EXERCISE DESCRIPTION: Using the material below, work out how many lines contain the word "Center". Reply with the number and nothing more.

RECORDS SHOWN:
--------------------
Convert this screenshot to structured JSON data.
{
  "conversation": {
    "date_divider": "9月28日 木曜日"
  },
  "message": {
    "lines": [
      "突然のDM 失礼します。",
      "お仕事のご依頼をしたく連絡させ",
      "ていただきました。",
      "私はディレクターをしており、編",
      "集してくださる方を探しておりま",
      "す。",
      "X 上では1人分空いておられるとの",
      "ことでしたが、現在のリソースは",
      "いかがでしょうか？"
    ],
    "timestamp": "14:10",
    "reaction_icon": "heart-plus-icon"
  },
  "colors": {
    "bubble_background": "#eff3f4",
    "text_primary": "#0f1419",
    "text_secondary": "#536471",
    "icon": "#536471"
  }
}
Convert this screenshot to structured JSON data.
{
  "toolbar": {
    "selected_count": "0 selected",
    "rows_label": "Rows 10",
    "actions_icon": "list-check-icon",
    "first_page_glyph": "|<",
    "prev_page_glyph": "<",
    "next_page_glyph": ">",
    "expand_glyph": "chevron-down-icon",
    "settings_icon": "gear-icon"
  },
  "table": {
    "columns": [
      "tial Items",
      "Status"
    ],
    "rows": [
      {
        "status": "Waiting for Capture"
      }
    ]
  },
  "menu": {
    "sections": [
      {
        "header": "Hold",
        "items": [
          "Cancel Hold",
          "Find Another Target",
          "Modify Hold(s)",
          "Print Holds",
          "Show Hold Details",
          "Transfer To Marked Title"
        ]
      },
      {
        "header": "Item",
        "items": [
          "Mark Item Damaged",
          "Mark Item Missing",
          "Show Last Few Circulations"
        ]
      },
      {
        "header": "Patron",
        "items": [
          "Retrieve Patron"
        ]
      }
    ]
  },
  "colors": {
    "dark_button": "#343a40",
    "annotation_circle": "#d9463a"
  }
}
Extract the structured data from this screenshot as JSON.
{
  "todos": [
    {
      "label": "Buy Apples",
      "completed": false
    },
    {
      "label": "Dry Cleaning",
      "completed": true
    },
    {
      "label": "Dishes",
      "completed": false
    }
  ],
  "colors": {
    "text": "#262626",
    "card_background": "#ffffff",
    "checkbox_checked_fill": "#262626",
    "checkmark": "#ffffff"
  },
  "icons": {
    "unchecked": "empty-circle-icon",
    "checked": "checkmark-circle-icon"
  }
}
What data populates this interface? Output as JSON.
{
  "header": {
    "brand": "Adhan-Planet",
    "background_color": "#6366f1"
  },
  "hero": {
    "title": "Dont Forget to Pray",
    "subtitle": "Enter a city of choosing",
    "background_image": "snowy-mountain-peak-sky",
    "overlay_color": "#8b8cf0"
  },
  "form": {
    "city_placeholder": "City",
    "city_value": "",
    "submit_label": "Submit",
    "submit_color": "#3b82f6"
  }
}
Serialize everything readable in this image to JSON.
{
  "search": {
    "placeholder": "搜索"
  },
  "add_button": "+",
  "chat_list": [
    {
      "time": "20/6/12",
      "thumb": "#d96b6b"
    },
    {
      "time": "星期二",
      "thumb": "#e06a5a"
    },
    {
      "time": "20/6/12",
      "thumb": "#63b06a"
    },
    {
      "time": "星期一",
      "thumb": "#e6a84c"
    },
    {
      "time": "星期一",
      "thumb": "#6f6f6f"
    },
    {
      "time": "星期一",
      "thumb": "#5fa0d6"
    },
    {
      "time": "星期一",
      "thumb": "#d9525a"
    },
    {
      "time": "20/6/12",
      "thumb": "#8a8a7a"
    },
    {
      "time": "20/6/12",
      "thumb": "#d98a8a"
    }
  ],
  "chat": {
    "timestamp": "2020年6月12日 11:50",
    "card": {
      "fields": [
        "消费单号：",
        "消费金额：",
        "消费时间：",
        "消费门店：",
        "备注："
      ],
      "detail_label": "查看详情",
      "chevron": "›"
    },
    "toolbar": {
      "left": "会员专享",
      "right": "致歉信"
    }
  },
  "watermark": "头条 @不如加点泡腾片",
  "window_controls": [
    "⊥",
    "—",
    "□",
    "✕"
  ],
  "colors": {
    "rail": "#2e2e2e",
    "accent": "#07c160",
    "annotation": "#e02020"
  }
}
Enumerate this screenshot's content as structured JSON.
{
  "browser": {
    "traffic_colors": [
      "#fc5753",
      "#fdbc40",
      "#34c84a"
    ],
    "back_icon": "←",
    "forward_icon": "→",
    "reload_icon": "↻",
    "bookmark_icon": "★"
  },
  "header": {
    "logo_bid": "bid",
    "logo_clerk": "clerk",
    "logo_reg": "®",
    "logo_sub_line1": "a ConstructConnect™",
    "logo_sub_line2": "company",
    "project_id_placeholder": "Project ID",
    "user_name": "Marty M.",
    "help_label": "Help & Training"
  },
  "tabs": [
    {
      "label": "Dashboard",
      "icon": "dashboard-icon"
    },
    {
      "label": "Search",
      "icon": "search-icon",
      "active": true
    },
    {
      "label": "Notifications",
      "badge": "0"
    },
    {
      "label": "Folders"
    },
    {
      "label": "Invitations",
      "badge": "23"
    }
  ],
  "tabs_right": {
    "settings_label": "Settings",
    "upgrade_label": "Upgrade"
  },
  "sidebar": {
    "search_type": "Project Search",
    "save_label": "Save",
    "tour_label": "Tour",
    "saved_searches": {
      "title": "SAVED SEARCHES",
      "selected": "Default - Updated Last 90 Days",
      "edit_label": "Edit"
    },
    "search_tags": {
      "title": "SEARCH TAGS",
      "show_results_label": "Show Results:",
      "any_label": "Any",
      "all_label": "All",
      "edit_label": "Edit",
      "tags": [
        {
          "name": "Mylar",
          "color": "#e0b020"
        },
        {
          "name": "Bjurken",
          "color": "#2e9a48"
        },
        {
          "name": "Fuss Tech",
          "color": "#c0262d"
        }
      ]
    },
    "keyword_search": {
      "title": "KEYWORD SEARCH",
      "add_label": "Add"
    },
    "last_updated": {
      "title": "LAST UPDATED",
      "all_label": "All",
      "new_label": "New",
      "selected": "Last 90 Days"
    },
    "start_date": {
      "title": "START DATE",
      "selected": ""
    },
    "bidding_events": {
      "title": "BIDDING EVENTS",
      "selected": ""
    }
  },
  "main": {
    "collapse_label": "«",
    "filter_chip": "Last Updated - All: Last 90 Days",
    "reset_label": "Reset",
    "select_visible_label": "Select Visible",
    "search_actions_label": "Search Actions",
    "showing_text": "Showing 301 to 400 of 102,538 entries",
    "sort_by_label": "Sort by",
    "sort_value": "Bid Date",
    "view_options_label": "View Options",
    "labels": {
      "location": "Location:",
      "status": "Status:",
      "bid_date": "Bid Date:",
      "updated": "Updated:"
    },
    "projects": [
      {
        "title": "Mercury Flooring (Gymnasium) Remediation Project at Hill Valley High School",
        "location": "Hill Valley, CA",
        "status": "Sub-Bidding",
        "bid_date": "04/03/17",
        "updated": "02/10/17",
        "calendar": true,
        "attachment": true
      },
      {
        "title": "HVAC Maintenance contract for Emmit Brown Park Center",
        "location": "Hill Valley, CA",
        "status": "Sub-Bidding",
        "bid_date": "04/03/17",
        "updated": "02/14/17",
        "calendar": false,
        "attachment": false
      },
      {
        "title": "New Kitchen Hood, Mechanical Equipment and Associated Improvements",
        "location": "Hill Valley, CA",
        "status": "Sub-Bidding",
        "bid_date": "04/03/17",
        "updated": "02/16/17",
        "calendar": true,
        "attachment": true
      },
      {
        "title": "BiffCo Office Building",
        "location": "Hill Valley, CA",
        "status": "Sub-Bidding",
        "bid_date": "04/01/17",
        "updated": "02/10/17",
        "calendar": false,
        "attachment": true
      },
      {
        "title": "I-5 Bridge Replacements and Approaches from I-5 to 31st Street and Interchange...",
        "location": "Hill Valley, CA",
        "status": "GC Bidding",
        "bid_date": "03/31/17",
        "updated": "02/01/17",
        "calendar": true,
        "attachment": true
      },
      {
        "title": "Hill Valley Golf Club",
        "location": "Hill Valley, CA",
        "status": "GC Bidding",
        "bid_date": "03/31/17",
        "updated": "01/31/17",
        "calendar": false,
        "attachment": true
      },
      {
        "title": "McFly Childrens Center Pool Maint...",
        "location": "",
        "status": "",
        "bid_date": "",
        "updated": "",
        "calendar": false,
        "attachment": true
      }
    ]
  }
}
--------------------
RESULT OF THE EXERCISE: 2